[start of Extracted text]

With this picture of topnotch building practices in mind, you can easily imagine how a wide range of things could go wrong and let rainwater leak into your basement.
Some trouble areas originate during construction. Drainage systems that are unprotected during construction can get crushed or filled with dirt. Other construction-related problems occur when builders neglect to install gutters properly, fail to damp-proof walls, or improperly locate exterior drainage.
More commonly, problem areas develop over time—even in the most carefully constructed houses. The most common problem results from a change in grade as the backfill settles. After five or 10 years, almost every house ceases to have a “positive” grade; that is, the surrounding dirt no longer slopes away from the foundation. When this happens, water begins to run toward the foundation, accumulate, sink into the backfill, seep through existing cracks, and perhaps apply sufficient pressure to create even larger cracks. In older homes, the tar used to waterproof exterior walls disintegrates over time and leaves homes even more vulnerable.

[end of Extracted text]
[start of Record excerpts]

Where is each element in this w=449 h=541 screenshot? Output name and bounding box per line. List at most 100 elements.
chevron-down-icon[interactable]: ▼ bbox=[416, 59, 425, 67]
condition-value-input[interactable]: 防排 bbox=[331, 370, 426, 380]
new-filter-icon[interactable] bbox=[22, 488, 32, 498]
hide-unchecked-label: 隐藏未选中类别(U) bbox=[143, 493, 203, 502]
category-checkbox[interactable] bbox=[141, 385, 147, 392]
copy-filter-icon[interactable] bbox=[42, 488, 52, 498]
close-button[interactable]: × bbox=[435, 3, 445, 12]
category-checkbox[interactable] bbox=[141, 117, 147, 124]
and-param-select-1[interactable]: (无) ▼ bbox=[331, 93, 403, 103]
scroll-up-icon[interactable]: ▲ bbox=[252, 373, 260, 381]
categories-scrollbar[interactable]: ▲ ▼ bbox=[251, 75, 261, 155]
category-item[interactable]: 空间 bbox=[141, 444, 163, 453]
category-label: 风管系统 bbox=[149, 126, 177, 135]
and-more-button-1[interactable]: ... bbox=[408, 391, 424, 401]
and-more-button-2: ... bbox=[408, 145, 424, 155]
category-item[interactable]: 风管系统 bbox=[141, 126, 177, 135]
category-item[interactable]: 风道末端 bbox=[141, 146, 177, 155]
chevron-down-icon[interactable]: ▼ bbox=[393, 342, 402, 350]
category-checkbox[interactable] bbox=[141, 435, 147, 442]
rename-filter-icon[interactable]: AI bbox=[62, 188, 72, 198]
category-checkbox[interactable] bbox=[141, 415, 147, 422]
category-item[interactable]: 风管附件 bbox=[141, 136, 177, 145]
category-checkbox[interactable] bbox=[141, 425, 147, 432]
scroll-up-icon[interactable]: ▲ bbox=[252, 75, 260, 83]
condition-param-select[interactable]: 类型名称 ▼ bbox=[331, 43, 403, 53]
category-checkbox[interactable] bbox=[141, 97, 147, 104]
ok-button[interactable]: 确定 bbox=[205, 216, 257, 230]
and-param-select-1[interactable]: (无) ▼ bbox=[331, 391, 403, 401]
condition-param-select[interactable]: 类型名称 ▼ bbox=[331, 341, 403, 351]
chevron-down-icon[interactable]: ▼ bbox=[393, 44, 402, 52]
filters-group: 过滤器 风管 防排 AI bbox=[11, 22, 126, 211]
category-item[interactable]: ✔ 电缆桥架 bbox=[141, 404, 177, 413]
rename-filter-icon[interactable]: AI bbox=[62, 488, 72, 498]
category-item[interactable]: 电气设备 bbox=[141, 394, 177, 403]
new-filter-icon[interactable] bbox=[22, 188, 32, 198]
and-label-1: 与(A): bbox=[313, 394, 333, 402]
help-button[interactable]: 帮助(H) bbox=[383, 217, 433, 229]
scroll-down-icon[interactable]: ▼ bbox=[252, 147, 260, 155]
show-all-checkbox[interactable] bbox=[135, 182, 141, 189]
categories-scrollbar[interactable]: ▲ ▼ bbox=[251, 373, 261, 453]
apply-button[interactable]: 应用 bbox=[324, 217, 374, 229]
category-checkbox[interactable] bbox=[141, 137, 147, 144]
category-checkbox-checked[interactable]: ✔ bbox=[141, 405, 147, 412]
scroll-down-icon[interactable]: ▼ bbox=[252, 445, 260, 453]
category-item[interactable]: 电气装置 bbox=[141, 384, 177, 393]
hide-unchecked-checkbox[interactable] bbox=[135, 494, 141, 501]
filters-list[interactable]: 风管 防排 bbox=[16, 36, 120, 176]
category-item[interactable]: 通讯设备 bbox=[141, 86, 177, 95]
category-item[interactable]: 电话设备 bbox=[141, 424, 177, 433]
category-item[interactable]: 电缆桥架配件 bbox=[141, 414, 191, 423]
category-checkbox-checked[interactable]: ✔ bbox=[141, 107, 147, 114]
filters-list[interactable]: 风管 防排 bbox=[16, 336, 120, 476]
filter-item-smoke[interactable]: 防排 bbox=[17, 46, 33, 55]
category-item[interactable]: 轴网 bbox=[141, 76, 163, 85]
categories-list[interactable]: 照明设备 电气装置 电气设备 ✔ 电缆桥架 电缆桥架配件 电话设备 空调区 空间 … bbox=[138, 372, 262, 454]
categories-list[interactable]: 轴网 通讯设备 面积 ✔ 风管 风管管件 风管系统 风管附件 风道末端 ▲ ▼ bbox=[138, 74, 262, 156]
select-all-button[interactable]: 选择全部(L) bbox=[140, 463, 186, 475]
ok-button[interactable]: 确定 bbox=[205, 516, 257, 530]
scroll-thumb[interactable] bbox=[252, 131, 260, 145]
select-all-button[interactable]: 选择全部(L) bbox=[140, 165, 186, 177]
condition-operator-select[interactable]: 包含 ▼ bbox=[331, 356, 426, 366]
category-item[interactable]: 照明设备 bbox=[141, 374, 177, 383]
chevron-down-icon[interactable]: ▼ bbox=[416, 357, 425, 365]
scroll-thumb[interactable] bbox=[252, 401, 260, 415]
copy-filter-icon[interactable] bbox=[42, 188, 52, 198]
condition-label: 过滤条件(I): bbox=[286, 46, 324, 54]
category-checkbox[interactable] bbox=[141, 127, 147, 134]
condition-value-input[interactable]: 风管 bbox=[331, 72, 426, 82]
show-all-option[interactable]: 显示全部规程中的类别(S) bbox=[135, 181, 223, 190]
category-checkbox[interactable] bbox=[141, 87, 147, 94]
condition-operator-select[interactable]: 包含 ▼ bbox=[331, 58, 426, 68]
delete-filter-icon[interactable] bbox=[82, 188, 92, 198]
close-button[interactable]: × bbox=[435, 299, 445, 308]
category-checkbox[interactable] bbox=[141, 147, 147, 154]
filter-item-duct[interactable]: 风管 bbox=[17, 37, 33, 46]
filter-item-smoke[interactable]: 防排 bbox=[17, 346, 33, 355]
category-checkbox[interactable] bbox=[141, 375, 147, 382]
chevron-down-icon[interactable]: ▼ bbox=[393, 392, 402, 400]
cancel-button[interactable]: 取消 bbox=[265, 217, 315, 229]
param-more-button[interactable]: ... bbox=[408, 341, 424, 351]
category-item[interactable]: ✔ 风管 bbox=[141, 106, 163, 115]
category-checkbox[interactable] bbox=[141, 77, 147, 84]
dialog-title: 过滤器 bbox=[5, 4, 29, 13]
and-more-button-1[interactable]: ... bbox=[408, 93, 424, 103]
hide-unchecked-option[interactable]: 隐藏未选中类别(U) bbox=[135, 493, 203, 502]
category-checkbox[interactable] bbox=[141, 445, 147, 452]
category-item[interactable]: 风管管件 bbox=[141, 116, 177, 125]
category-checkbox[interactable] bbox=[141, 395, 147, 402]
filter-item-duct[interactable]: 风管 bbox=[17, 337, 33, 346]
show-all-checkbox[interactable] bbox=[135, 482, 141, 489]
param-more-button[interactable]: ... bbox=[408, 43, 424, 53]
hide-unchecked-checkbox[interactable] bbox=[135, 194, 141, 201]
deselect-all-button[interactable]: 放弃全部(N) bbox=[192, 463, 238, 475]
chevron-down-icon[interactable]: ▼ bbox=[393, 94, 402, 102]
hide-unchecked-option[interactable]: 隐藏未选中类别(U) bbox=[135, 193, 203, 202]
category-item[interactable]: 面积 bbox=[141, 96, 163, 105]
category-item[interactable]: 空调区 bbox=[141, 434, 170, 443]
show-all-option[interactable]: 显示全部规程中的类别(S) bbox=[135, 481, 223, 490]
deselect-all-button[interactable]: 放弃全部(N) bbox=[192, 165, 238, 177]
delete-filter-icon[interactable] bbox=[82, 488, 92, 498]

[end of Record excerpts]

→ Challenges:
A - Reproduce the part of the text on basement leaks from "With this picture" up to and including "into your basement.".
B - Duplicate the listing from its first line up to and including the line with "category-checkbox[interactable] bbox=[141, 117, 147, 124]".

→ Worked answers:
A -
With this picture of topnotch building practices in mind, you can easily imagine how a wide range of things could go wrong and let rainwater leak into your basement.

B -
Where is each element in this w=449 h=541 screenshot? Output name and bounding box per line. List at most 100 elements.
chevron-down-icon[interactable]: ▼ bbox=[416, 59, 425, 67]
condition-value-input[interactable]: 防排 bbox=[331, 370, 426, 380]
new-filter-icon[interactable] bbox=[22, 488, 32, 498]
hide-unchecked-label: 隐藏未选中类别(U) bbox=[143, 493, 203, 502]
category-checkbox[interactable] bbox=[141, 385, 147, 392]
copy-filter-icon[interactable] bbox=[42, 488, 52, 498]
close-button[interactable]: × bbox=[435, 3, 445, 12]
category-checkbox[interactable] bbox=[141, 117, 147, 124]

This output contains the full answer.